— start of Items —

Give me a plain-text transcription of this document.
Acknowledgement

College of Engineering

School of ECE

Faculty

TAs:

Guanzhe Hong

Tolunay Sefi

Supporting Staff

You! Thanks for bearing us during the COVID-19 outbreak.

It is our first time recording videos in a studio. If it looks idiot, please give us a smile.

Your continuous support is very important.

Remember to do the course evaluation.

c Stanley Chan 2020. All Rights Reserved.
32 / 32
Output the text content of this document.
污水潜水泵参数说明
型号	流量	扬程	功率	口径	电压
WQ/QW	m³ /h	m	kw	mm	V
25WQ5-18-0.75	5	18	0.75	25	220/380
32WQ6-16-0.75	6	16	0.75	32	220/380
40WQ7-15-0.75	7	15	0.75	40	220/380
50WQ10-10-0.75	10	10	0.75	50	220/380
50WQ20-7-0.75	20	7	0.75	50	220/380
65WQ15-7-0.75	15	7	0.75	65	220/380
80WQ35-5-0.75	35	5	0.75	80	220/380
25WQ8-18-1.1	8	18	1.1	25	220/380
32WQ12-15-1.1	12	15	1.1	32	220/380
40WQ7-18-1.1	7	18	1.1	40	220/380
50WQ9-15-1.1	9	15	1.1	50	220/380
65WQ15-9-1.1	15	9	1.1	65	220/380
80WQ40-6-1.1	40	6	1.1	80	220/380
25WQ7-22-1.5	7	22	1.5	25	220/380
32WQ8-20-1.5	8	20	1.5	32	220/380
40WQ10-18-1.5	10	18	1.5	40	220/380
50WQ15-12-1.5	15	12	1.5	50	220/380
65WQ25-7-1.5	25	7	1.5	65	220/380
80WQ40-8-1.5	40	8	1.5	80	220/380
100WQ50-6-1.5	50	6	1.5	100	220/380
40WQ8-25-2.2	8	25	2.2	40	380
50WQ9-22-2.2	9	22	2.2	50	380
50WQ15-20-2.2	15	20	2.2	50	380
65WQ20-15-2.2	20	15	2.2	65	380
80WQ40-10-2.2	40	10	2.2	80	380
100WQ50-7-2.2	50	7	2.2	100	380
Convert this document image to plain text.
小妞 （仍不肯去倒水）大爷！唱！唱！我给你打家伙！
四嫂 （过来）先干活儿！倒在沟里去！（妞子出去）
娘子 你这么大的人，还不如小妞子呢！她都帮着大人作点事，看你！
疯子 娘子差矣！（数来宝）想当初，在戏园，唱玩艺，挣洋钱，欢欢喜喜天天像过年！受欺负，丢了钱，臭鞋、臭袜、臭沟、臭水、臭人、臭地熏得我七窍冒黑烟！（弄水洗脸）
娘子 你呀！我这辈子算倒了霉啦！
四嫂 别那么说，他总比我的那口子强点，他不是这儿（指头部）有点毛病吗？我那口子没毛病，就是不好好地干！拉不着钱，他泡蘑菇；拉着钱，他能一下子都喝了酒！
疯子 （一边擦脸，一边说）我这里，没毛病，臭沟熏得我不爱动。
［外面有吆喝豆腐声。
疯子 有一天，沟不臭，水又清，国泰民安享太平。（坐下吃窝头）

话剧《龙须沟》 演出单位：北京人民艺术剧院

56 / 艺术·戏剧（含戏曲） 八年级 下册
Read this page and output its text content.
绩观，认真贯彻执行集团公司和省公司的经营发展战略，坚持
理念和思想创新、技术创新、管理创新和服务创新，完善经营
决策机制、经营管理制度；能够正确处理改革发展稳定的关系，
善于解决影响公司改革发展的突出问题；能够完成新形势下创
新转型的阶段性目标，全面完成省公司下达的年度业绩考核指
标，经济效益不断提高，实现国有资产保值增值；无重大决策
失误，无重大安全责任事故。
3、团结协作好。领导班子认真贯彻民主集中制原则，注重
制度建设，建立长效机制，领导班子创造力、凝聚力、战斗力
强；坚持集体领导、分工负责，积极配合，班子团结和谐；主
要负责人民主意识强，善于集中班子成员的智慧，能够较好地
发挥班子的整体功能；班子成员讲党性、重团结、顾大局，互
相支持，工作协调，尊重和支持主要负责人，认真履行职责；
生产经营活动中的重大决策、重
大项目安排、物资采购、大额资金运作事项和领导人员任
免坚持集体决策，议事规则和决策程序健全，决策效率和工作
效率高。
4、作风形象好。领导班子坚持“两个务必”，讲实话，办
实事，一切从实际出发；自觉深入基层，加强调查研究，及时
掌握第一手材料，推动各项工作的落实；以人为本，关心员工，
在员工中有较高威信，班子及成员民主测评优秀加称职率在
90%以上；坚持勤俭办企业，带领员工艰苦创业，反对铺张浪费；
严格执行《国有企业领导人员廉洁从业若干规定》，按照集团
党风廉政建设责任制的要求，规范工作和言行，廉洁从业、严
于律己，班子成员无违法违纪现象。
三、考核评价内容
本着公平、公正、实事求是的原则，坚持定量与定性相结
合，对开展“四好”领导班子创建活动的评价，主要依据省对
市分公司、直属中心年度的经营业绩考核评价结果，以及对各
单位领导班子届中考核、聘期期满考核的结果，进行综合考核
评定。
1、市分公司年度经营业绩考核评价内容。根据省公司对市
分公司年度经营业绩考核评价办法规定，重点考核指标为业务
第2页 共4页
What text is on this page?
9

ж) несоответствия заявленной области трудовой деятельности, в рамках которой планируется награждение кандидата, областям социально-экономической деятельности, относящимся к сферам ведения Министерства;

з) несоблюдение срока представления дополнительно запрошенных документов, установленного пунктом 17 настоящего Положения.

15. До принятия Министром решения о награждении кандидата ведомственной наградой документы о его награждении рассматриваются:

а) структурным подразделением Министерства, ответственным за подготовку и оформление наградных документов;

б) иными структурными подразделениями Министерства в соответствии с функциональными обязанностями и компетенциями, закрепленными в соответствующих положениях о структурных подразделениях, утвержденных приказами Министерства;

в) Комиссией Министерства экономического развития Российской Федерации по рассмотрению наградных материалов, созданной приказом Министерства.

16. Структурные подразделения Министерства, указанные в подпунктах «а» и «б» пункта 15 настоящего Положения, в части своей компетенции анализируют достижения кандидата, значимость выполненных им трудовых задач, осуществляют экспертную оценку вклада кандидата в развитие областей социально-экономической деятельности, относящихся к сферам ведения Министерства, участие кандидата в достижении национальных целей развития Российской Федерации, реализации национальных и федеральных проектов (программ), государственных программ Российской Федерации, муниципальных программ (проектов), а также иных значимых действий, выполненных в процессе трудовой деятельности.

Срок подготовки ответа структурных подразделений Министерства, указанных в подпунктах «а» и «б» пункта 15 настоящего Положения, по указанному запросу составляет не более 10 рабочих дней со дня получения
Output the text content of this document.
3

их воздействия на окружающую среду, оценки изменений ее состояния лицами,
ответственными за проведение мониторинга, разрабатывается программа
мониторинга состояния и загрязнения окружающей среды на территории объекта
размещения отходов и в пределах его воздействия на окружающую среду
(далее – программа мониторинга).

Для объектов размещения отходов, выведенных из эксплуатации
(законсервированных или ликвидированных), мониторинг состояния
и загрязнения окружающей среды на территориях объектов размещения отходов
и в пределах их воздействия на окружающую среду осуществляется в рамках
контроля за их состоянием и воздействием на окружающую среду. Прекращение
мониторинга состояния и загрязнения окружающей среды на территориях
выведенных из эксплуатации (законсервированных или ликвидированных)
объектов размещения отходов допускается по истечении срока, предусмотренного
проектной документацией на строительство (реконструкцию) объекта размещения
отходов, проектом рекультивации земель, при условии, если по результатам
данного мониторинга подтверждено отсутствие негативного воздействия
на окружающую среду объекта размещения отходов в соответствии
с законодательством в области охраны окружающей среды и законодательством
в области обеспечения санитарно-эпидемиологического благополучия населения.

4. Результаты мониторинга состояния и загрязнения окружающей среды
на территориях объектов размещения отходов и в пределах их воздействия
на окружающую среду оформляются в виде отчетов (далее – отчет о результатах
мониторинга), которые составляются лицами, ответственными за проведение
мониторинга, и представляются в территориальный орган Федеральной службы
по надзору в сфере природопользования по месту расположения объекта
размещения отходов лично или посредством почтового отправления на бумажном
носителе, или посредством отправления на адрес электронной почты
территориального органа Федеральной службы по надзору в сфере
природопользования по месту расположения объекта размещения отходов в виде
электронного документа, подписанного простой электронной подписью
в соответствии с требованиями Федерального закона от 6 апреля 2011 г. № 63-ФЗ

— end of Items —

**Set exercise:**
Extract every line containing the string "сферам" from the material.

**Reply to the exercise:**
ж) несоответствия заявленной области трудовой деятельности, в рамках которой планируется награждение кандидата, областям социально-экономической деятельности, относящимся к сферам ведения Министерства;
16. Структурные подразделения Министерства, указанные в подпунктах «а» и «б» пункта 15 настоящего Положения, в части своей компетенции анализируют достижения кандидата, значимость выполненных им трудовых задач, осуществляют экспертную оценку вклада кандидата в развитие областей социально-экономической деятельности, относящихся к сферам ведения Министерства, участие кандидата в достижении национальных целей развития Российской Федерации, реализации национальных и федеральных проектов (программ), государственных программ Российской Федерации, муниципальных программ (проектов), а также иных значимых действий, выполненных в процессе трудовой деятельности.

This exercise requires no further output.